— Set problem —
Among the entries below, find the lines with "information" and copy them.

— Supplied material —

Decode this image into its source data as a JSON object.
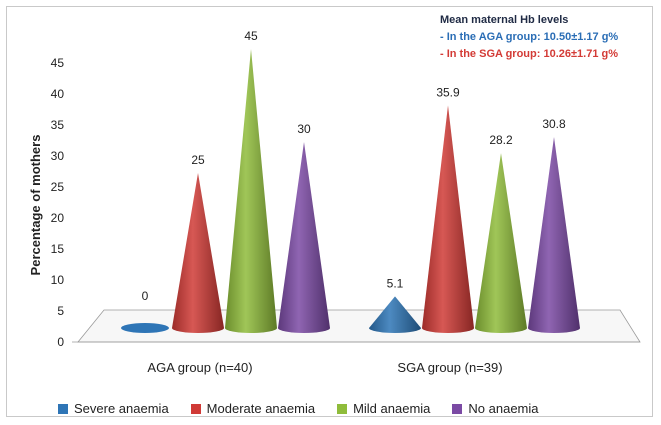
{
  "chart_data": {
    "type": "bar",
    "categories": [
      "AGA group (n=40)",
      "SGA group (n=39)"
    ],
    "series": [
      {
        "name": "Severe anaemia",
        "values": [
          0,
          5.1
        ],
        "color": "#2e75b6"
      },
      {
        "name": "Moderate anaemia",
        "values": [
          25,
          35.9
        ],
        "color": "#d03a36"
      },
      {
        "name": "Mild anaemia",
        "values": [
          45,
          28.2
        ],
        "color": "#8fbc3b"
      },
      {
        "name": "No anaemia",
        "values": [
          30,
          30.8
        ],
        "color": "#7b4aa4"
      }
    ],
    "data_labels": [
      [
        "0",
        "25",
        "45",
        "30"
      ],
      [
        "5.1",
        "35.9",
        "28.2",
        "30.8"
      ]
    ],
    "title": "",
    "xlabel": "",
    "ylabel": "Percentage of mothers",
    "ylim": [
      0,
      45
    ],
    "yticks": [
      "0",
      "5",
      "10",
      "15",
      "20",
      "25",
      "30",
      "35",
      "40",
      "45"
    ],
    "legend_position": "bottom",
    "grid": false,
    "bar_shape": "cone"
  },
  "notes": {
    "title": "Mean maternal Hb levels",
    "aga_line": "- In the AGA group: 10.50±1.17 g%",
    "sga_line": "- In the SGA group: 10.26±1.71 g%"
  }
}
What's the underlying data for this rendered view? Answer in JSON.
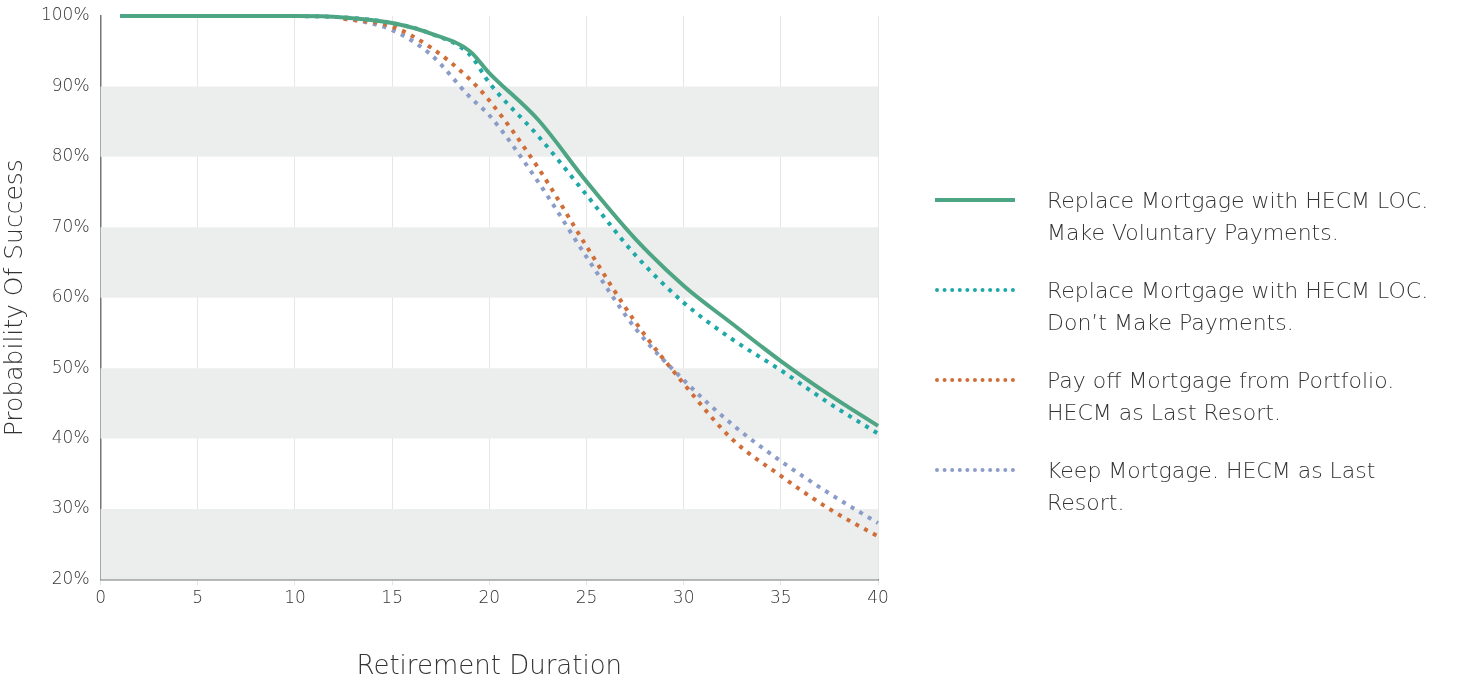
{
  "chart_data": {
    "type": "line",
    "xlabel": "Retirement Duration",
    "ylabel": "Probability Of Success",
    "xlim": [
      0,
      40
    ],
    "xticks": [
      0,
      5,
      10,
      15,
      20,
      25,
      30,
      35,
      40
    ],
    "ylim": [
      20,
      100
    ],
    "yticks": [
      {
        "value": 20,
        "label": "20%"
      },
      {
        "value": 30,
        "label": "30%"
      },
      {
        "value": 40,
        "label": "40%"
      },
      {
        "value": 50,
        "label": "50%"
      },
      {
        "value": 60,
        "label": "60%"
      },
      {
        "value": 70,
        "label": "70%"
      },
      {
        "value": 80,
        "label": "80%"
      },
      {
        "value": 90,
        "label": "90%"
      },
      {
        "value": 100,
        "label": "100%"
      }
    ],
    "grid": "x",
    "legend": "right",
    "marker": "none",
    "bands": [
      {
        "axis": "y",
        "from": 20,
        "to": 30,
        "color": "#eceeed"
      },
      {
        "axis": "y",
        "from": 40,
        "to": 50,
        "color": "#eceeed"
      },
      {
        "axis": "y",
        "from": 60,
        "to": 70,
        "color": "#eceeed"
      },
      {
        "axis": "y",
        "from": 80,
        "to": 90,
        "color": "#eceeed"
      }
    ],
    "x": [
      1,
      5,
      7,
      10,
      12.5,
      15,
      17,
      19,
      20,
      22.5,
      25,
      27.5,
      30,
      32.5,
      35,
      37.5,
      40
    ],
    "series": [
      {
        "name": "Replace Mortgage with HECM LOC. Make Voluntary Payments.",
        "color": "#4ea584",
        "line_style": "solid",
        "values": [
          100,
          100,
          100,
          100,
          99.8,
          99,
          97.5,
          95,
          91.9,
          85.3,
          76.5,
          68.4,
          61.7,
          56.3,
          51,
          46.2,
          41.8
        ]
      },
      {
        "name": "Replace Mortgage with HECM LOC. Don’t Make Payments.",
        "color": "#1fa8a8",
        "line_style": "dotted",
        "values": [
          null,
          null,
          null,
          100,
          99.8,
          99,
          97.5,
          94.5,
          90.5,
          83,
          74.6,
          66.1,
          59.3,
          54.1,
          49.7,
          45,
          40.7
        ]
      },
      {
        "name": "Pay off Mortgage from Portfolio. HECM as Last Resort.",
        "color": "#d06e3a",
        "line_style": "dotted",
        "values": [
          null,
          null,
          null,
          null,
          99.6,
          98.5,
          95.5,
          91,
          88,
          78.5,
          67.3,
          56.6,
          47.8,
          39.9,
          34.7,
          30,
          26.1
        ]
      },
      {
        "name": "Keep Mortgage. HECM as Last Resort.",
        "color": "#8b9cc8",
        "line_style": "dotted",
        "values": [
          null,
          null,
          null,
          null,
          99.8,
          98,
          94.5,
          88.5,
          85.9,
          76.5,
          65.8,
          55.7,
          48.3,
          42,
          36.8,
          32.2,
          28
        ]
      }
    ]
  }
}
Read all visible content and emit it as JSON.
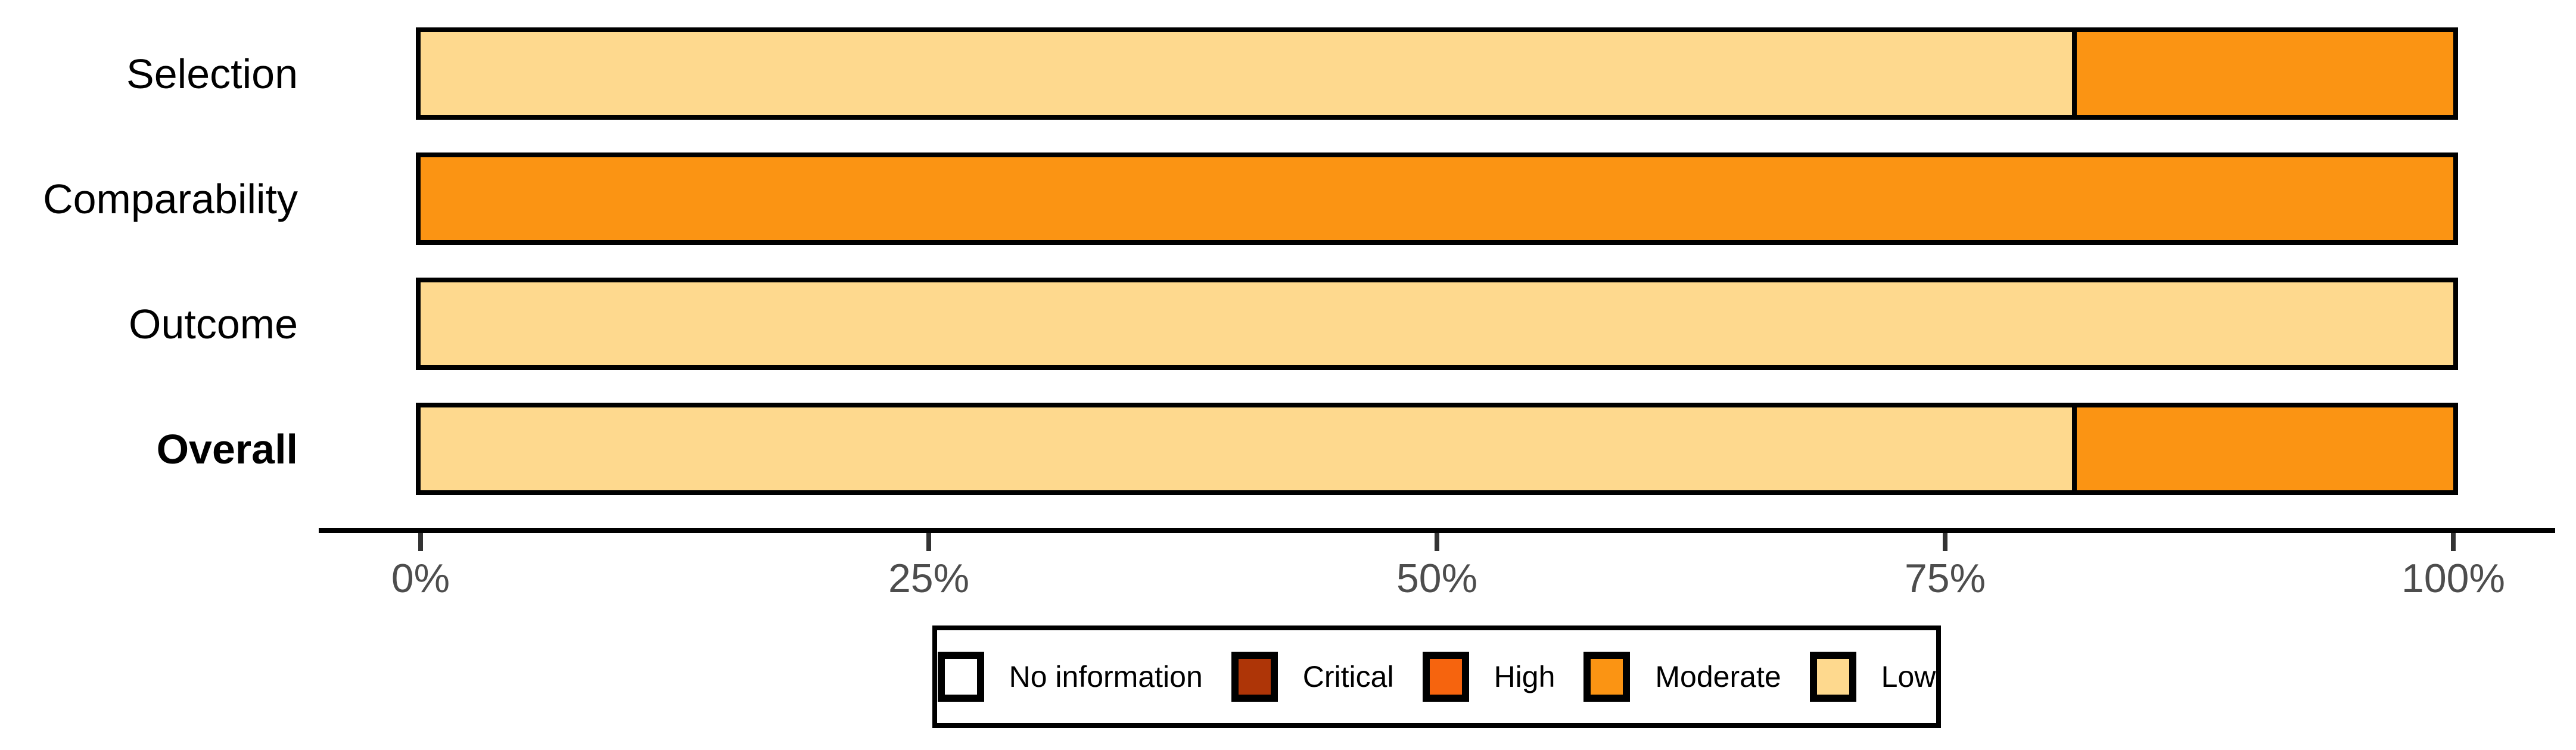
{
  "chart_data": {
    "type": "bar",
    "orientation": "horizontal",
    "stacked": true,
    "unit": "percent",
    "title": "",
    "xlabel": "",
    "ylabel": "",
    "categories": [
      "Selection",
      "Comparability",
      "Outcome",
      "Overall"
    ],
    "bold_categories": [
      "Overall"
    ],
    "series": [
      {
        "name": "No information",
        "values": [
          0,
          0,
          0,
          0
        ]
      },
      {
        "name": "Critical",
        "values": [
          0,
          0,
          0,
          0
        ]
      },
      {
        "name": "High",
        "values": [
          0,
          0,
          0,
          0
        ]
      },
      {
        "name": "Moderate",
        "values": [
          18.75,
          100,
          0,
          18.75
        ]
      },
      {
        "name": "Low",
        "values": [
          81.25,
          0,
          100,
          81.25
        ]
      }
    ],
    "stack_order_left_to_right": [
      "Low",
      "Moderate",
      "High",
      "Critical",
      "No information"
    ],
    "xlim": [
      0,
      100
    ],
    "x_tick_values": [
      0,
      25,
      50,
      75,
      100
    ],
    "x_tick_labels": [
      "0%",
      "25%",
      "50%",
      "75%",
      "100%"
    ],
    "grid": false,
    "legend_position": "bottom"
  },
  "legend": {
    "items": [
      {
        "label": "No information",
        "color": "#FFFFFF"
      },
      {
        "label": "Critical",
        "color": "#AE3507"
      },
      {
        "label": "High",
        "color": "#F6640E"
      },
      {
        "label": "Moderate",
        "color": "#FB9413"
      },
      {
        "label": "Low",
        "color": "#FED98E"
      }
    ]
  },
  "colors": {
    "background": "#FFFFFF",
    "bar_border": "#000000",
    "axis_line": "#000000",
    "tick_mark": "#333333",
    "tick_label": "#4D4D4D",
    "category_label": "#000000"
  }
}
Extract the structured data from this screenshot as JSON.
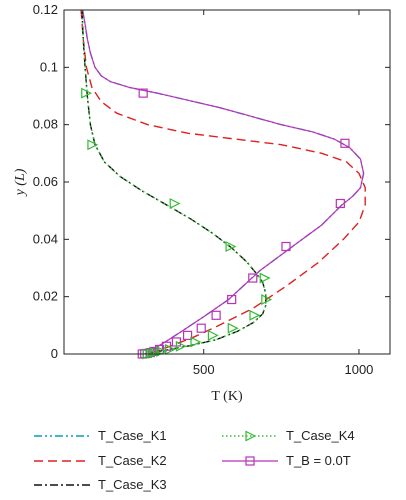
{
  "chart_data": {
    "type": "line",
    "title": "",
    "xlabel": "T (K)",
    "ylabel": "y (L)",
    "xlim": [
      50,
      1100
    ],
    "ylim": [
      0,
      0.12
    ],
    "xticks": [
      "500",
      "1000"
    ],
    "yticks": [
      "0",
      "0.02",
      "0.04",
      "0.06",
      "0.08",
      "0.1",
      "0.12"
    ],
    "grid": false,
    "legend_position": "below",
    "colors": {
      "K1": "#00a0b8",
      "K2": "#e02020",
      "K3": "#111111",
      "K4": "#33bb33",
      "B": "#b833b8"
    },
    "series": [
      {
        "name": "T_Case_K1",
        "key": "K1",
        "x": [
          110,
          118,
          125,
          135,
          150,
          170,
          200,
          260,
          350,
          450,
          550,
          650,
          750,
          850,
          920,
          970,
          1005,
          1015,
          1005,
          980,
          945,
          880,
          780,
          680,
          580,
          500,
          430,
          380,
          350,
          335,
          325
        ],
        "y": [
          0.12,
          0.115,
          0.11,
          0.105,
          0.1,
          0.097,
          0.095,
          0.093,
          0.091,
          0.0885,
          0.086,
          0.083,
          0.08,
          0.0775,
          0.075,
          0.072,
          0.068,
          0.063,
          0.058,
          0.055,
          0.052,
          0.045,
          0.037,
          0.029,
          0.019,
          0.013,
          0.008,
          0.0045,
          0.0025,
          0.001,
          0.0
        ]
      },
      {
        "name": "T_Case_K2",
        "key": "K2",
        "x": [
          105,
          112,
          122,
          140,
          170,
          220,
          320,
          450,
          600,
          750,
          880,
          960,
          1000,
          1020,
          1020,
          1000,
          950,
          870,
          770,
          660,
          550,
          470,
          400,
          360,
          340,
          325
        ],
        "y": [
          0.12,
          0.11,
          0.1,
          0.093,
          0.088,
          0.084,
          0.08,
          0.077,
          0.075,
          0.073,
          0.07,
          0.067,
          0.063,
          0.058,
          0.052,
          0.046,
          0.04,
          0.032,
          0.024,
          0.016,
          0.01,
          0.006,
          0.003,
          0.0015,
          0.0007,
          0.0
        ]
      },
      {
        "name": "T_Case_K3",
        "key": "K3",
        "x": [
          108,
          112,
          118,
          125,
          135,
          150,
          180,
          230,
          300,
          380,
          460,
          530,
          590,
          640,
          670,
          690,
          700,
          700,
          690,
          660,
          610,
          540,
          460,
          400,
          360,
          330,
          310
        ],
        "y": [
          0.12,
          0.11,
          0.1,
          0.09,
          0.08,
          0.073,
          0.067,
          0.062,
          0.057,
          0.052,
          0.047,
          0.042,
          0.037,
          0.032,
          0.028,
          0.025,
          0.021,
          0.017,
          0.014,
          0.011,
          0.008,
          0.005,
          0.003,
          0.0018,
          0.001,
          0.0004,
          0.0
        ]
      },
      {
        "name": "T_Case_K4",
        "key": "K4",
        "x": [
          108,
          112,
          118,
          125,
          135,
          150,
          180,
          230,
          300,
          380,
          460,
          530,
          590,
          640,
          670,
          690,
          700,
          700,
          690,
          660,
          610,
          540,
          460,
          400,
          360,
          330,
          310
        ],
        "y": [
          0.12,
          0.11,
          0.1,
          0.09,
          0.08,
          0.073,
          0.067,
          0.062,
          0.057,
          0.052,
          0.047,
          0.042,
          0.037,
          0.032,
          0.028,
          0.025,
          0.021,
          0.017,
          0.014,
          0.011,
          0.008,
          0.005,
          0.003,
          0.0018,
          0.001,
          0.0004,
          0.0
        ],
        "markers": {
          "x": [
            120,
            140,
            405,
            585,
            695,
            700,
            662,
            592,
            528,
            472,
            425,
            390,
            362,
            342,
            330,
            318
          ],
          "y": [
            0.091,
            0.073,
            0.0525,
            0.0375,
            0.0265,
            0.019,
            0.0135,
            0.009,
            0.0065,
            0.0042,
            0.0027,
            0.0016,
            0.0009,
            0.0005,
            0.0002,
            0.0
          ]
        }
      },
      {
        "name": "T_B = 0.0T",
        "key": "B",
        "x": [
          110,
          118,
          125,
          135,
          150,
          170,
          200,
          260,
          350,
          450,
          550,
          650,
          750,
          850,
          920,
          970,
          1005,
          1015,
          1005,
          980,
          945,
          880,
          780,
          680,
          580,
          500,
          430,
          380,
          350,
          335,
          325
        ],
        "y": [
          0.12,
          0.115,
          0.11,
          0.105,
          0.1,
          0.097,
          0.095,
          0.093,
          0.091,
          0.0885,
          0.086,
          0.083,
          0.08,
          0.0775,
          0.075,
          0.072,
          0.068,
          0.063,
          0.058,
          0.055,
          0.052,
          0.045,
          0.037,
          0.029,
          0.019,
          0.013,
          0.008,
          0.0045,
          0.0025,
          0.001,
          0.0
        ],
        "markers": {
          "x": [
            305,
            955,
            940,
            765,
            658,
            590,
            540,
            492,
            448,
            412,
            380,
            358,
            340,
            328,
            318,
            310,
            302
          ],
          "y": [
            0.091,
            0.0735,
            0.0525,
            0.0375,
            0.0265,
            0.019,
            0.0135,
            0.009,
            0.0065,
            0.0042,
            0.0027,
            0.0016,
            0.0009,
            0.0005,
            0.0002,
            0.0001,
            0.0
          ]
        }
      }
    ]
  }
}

— Exercise answer —
        "name": "No information",
      "No information"
        "label": "No information",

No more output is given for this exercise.